━━━━━ Data supplied

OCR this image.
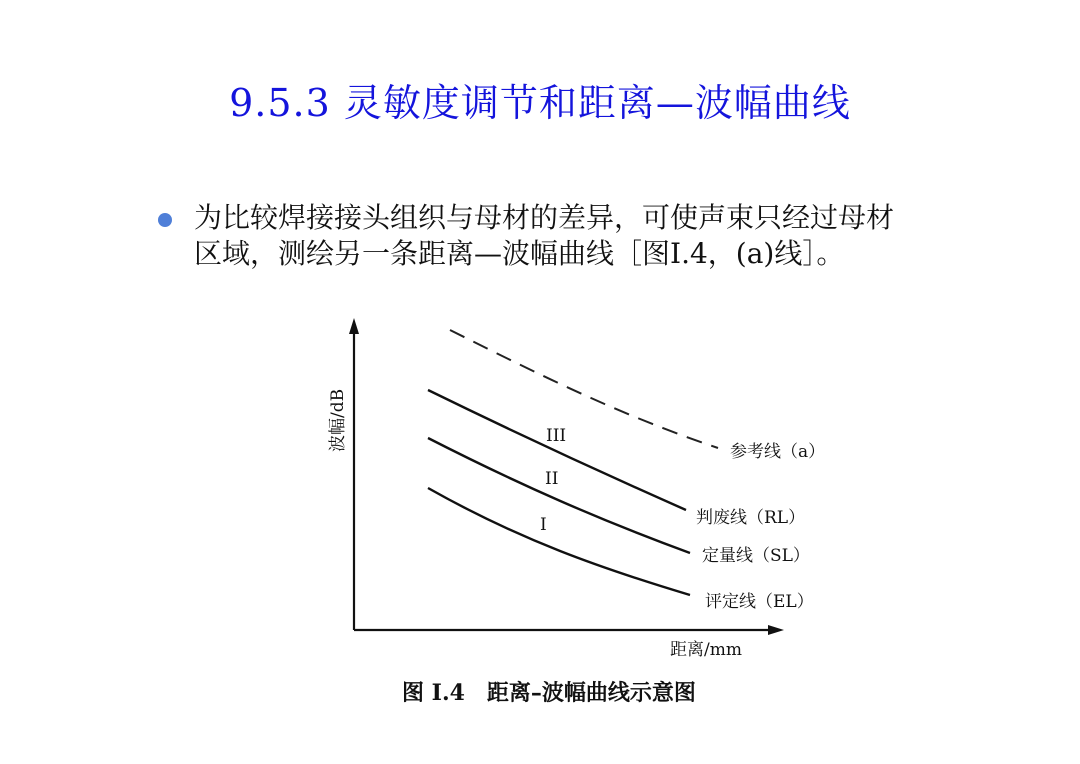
9.5.3 灵敏度调节和距离—波幅曲线
为比较焊接接头组织与母材的差异，可使声束只经过母材区域，测绘另一条距离—波幅曲线［图I.4，(a)线］。
III
II
I
参考线（a）
判废线（RL）
定量线（SL）
评定线（EL）
波幅/dB
距离/mm
图 I.4　距离–波幅曲线示意图
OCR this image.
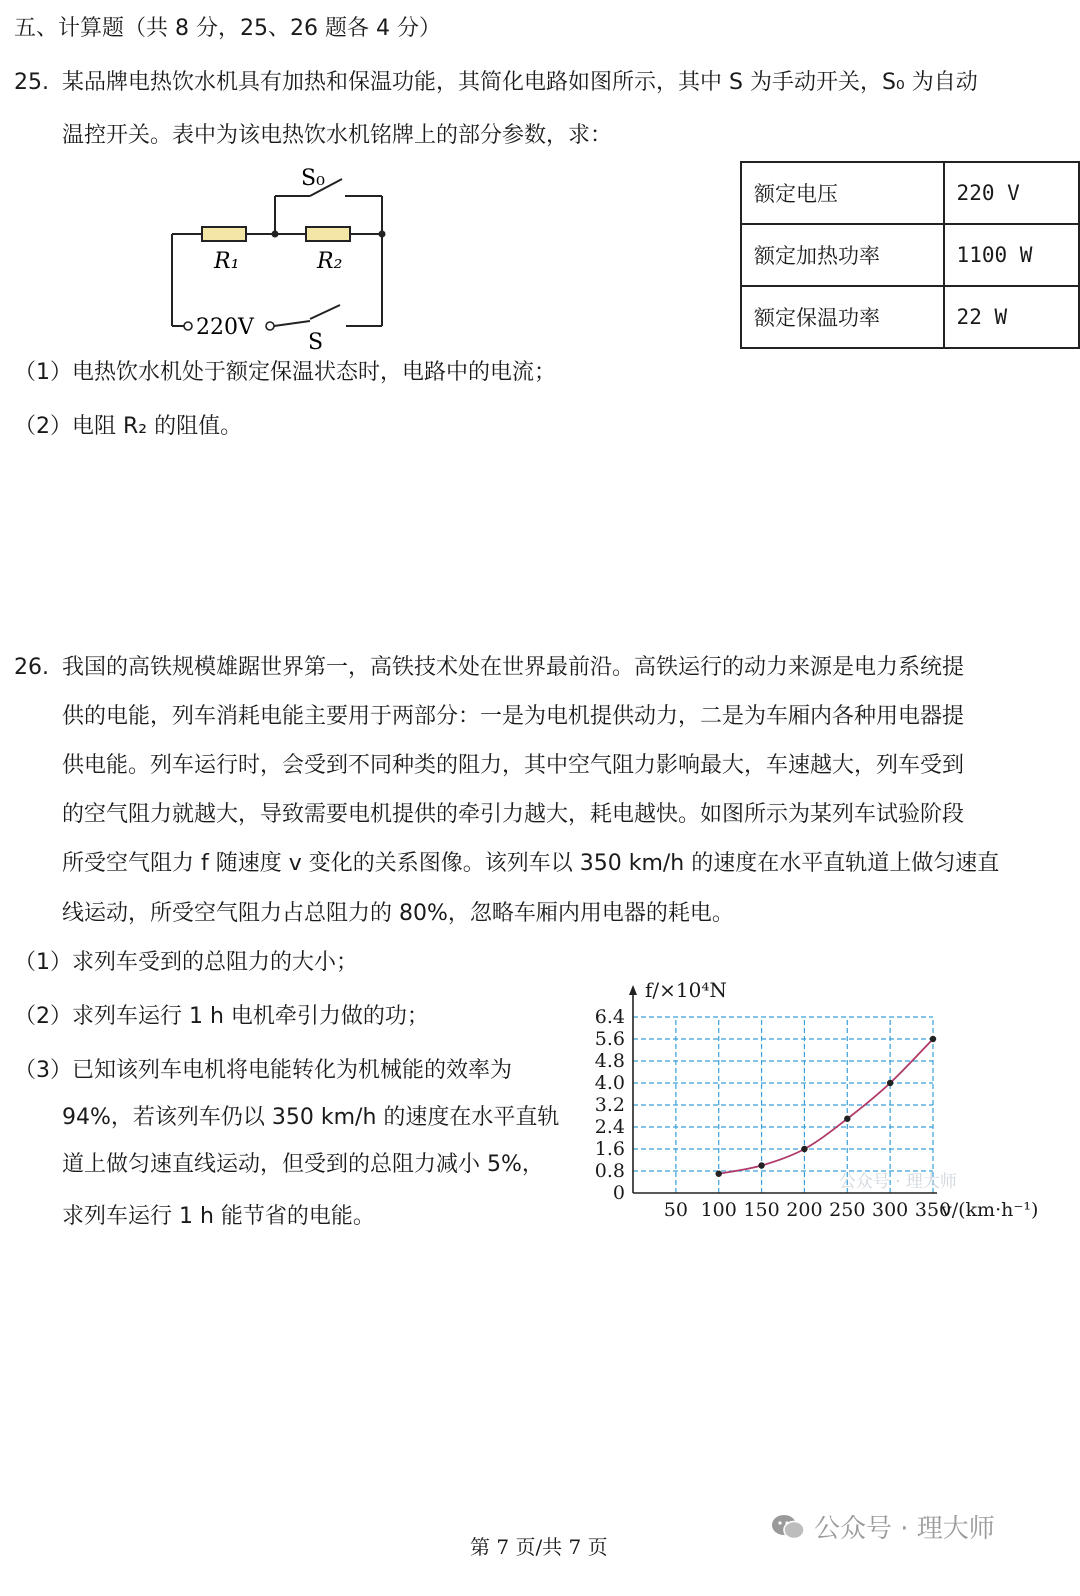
五、计算题（共 8 分，25、26 题各 4 分）
25. 某品牌电热饮水机具有加热和保温功能，其简化电路如图所示，其中 S 为手动开关，S₀ 为自动
温控开关。表中为该电热饮水机铭牌上的部分参数，求：
S₀
R₁	R₂
220V
S
额定电压	220 V
额定加热功率	1100 W
额定保温功率	22 W
（1）电热饮水机处于额定保温状态时，电路中的电流；
（2）电阻 R₂ 的阻值。
26. 我国的高铁规模雄踞世界第一，高铁技术处在世界最前沿。高铁运行的动力来源是电力系统提
供的电能，列车消耗电能主要用于两部分：一是为电机提供动力，二是为车厢内各种用电器提
供电能。列车运行时，会受到不同种类的阻力，其中空气阻力影响最大，车速越大，列车受到
的空气阻力就越大，导致需要电机提供的牵引力越大，耗电越快。如图所示为某列车试验阶段
所受空气阻力 f 随速度 v 变化的关系图像。该列车以 350 km/h 的速度在水平直轨道上做匀速直
线运动，所受空气阻力占总阻力的 80%，忽略车厢内用电器的耗电。
（1）求列车受到的总阻力的大小；
（2）求列车运行 1 h 电机牵引力做的功；
（3）已知该列车电机将电能转化为机械能的效率为
94%，若该列车仍以 350 km/h 的速度在水平直轨
道上做匀速直线运动，但受到的总阻力减小 5%，
求列车运行 1 h 能节省的电能。	50 100 150 200 250 300 350
0
0.8
1.6
2.4
3.2
4.0
4.8
5.6
6.4
f/×10⁴N
v/(km·h⁻¹)
公众号 · 理大师
第 7 页/共 7 页
公众号 · 理大师
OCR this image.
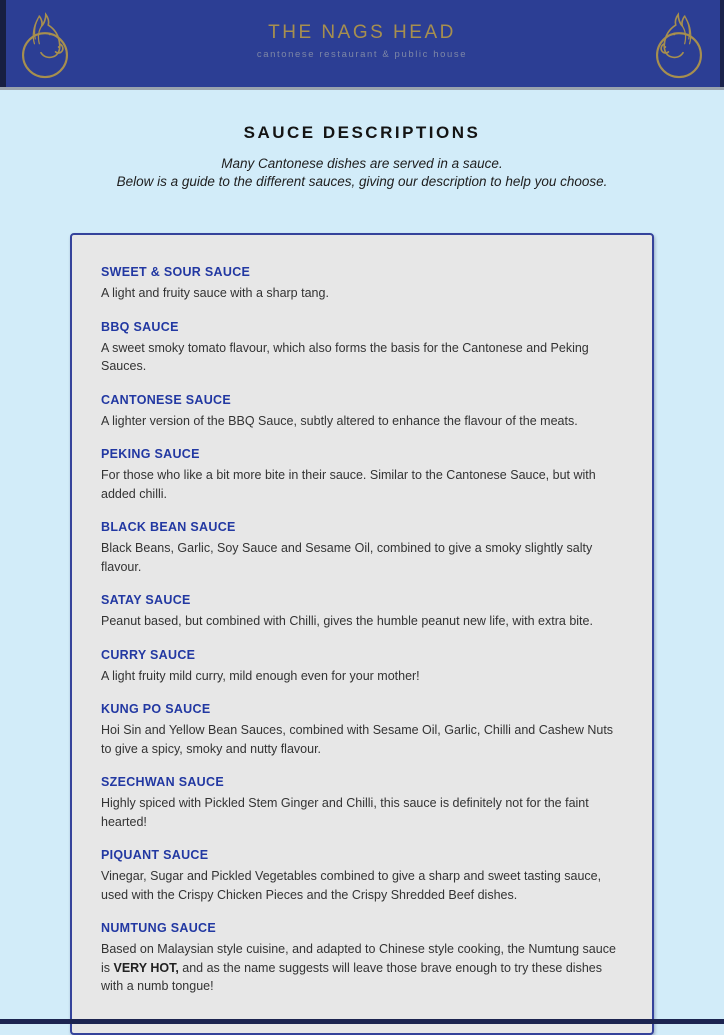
THE NAGS HEAD
cantonese restaurant & public house
SAUCE DESCRIPTIONS
Many Cantonese dishes are served in a sauce.
Below is a guide to the different sauces, giving our description to help you choose.
SWEET & SOUR SAUCE

A light and fruity sauce with a sharp tang.

BBQ SAUCE

A sweet smoky tomato flavour, which also forms the basis for the Cantonese and Peking Sauces.

CANTONESE SAUCE

A lighter version of the BBQ Sauce, subtly altered to enhance the flavour of the meats.

PEKING SAUCE

For those who like a bit more bite in their sauce. Similar to the Cantonese Sauce, but with added chilli.

BLACK BEAN SAUCE

Black Beans, Garlic, Soy Sauce and Sesame Oil, combined to give a smoky slightly salty flavour.

SATAY SAUCE

Peanut based, but combined with Chilli, gives the humble peanut new life, with extra bite.

CURRY SAUCE

A light fruity mild curry, mild enough even for your mother!

KUNG PO SAUCE

Hoi Sin and Yellow Bean Sauces, combined with Sesame Oil, Garlic, Chilli and Cashew Nuts to give a spicy, smoky and nutty flavour.

SZECHWAN SAUCE

Highly spiced with Pickled Stem Ginger and Chilli, this sauce is definitely not for the faint hearted!

PIQUANT SAUCE

Vinegar, Sugar and Pickled Vegetables combined to give a sharp and sweet tasting sauce, used with the Crispy Chicken Pieces and the Crispy Shredded Beef dishes.

NUMTUNG SAUCE

Based on Malaysian style cuisine, and adapted to Chinese style cooking, the Numtung sauce is VERY HOT, and as the name suggests will leave those brave enough to try these dishes with a numb tongue!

━━━━━━━━━━

* _Exercise description_: Using the data above, copy each line that contains "fruity".

* _Result of the task_:
A light and fruity sauce with a sharp tang.
A light fruity mild curry, mild enough even for your mother!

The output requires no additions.